## start RECORDS FOR THIS TASK

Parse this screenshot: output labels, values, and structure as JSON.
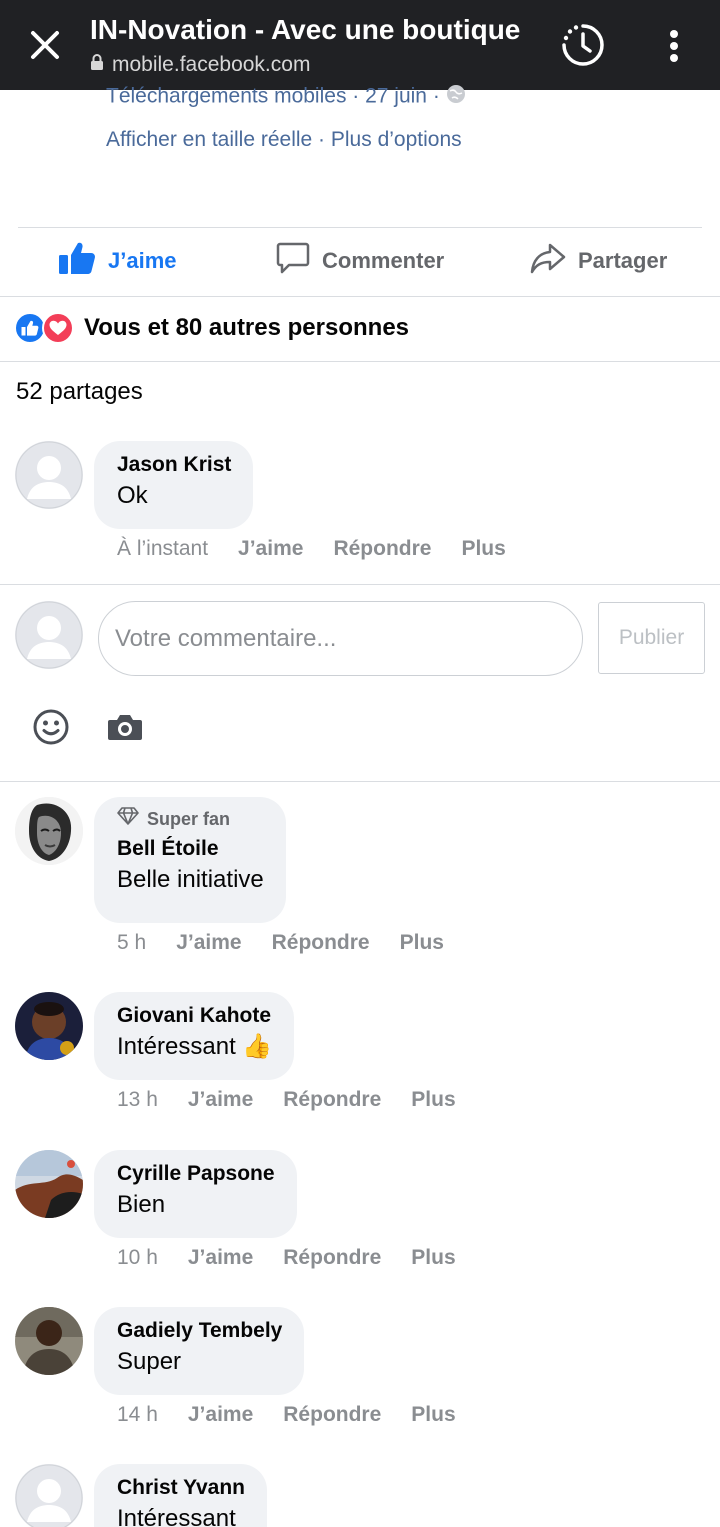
{
  "browser": {
    "title": "IN-Novation - Avec une boutique",
    "url": "mobile.facebook.com"
  },
  "post": {
    "meta": "Téléchargements mobiles · 27 juin ·",
    "links": "Afficher en taille réelle · Plus d’options"
  },
  "actions": {
    "like": "J’aime",
    "comment": "Commenter",
    "share": "Partager"
  },
  "reactions": {
    "text": "Vous et 80 autres personnes"
  },
  "shares": "52 partages",
  "composer": {
    "placeholder": "Votre commentaire...",
    "publish": "Publier"
  },
  "comments": [
    {
      "author": "Jason Krist",
      "text": "Ok",
      "time": "À l’instant",
      "like": "J’aime",
      "reply": "Répondre",
      "more": "Plus"
    },
    {
      "badge": "Super fan",
      "author": "Bell Étoile",
      "text": "Belle initiative",
      "time": "5 h",
      "like": "J’aime",
      "reply": "Répondre",
      "more": "Plus"
    },
    {
      "author": "Giovani Kahote",
      "text": "Intéressant",
      "emoji": "👍",
      "time": "13 h",
      "like": "J’aime",
      "reply": "Répondre",
      "more": "Plus"
    },
    {
      "author": "Cyrille Papsone",
      "text": "Bien",
      "time": "10 h",
      "like": "J’aime",
      "reply": "Répondre",
      "more": "Plus"
    },
    {
      "author": "Gadiely Tembely",
      "text": "Super",
      "time": "14 h",
      "like": "J’aime",
      "reply": "Répondre",
      "more": "Plus"
    },
    {
      "author": "Christ Yvann",
      "text": "Intéressant"
    }
  ],
  "colors": {
    "facebook_blue": "#1877f2",
    "love_red": "#f33e58",
    "link_blue": "#4a6a9a",
    "bubble_bg": "#f0f2f5",
    "topbar_bg": "#202124"
  },
  "icons": {
    "close": "close-icon",
    "lock": "lock-icon",
    "history": "history-icon",
    "more": "more-vert-icon",
    "globe": "globe-icon",
    "like": "thumbs-up-icon",
    "comment": "comment-icon",
    "share": "share-icon",
    "emoji": "emoji-icon",
    "camera": "camera-icon",
    "diamond": "diamond-icon"
  }
}
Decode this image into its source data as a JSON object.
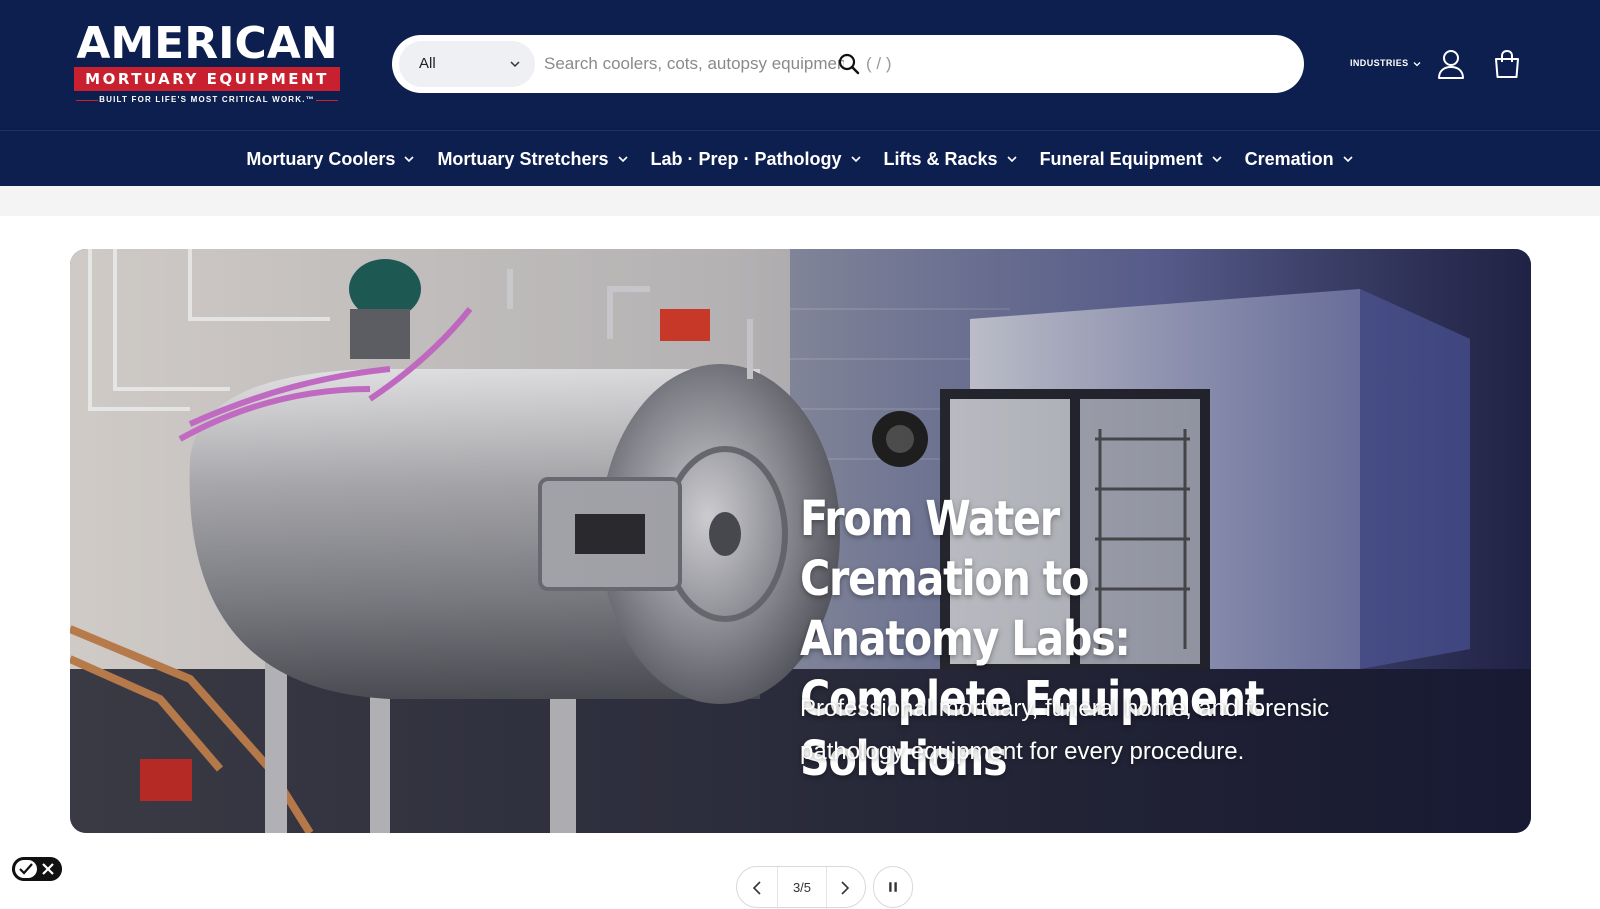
{
  "brand": {
    "name_main": "AMERICAN",
    "name_sub": "MORTUARY EQUIPMENT",
    "tagline": "BUILT FOR LIFE'S MOST CRITICAL WORK.™",
    "colors": {
      "navy": "#0c1f4f",
      "red": "#c8202f"
    }
  },
  "search": {
    "category": "All",
    "placeholder": "Search coolers, cots, autopsy equipmen",
    "shortcut_hint": "( / )"
  },
  "header": {
    "industries_label": "INDUSTRIES",
    "account_icon": "user-icon",
    "cart_icon": "shopping-bag-icon"
  },
  "nav": {
    "items": [
      {
        "label": "Mortuary Coolers"
      },
      {
        "label": "Mortuary Stretchers"
      },
      {
        "label": "Lab · Prep · Pathology"
      },
      {
        "label": "Lifts & Racks"
      },
      {
        "label": "Funeral Equipment"
      },
      {
        "label": "Cremation"
      }
    ]
  },
  "hero": {
    "title": "From Water Cremation to Anatomy Labs: Complete Equipment Solutions",
    "subtitle": "Professional mortuary, funeral home, and forensic pathology equipment for every procedure."
  },
  "slider": {
    "counter": "3/5",
    "current": 3,
    "total": 5
  }
}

## end RECORDS FOR THIS TASK

> [DIRECTIONS]:
Copy all the entries word for word. Omit any pictures.

> [OUTPUT FOR THIS TASK]:
Parse this screenshot: output labels, values, and structure as JSON.
{
  "browser": {
    "title": "IN-Novation - Avec une boutique",
    "url": "mobile.facebook.com"
  },
  "post": {
    "meta": "Téléchargements mobiles · 27 juin ·",
    "links": "Afficher en taille réelle · Plus d’options"
  },
  "actions": {
    "like": "J’aime",
    "comment": "Commenter",
    "share": "Partager"
  },
  "reactions": {
    "text": "Vous et 80 autres personnes"
  },
  "shares": "52 partages",
  "composer": {
    "placeholder": "Votre commentaire...",
    "publish": "Publier"
  },
  "comments": [
    {
      "author": "Jason Krist",
      "text": "Ok",
      "time": "À l’instant",
      "like": "J’aime",
      "reply": "Répondre",
      "more": "Plus"
    },
    {
      "badge": "Super fan",
      "author": "Bell Étoile",
      "text": "Belle initiative",
      "time": "5 h",
      "like": "J’aime",
      "reply": "Répondre",
      "more": "Plus"
    },
    {
      "author": "Giovani Kahote",
      "text": "Intéressant",
      "emoji": "👍",
      "time": "13 h",
      "like": "J’aime",
      "reply": "Répondre",
      "more": "Plus"
    },
    {
      "author": "Cyrille Papsone",
      "text": "Bien",
      "time": "10 h",
      "like": "J’aime",
      "reply": "Répondre",
      "more": "Plus"
    },
    {
      "author": "Gadiely Tembely",
      "text": "Super",
      "time": "14 h",
      "like": "J’aime",
      "reply": "Répondre",
      "more": "Plus"
    },
    {
      "author": "Christ Yvann",
      "text": "Intéressant"
    }
  ],
  "colors": {
    "facebook_blue": "#1877f2",
    "love_red": "#f33e58",
    "link_blue": "#4a6a9a",
    "bubble_bg": "#f0f2f5",
    "topbar_bg": "#202124"
  },
  "icons": {
    "close": "close-icon",
    "lock": "lock-icon",
    "history": "history-icon",
    "more": "more-vert-icon",
    "globe": "globe-icon",
    "like": "thumbs-up-icon",
    "comment": "comment-icon",
    "share": "share-icon",
    "emoji": "emoji-icon",
    "camera": "camera-icon",
    "diamond": "diamond-icon"
  }
}
Decode this image into its source data as a JSON object.
{
  "brand": {
    "name_main": "AMERICAN",
    "name_sub": "MORTUARY EQUIPMENT",
    "tagline": "BUILT FOR LIFE'S MOST CRITICAL WORK.™",
    "colors": {
      "navy": "#0c1f4f",
      "red": "#c8202f"
    }
  },
  "search": {
    "category": "All",
    "placeholder": "Search coolers, cots, autopsy equipmen",
    "shortcut_hint": "( / )"
  },
  "header": {
    "industries_label": "INDUSTRIES",
    "account_icon": "user-icon",
    "cart_icon": "shopping-bag-icon"
  },
  "nav": {
    "items": [
      {
        "label": "Mortuary Coolers"
      },
      {
        "label": "Mortuary Stretchers"
      },
      {
        "label": "Lab · Prep · Pathology"
      },
      {
        "label": "Lifts & Racks"
      },
      {
        "label": "Funeral Equipment"
      },
      {
        "label": "Cremation"
      }
    ]
  },
  "hero": {
    "title": "From Water Cremation to Anatomy Labs: Complete Equipment Solutions",
    "subtitle": "Professional mortuary, funeral home, and forensic pathology equipment for every procedure."
  },
  "slider": {
    "counter": "3/5",
    "current": 3,
    "total": 5
  }
}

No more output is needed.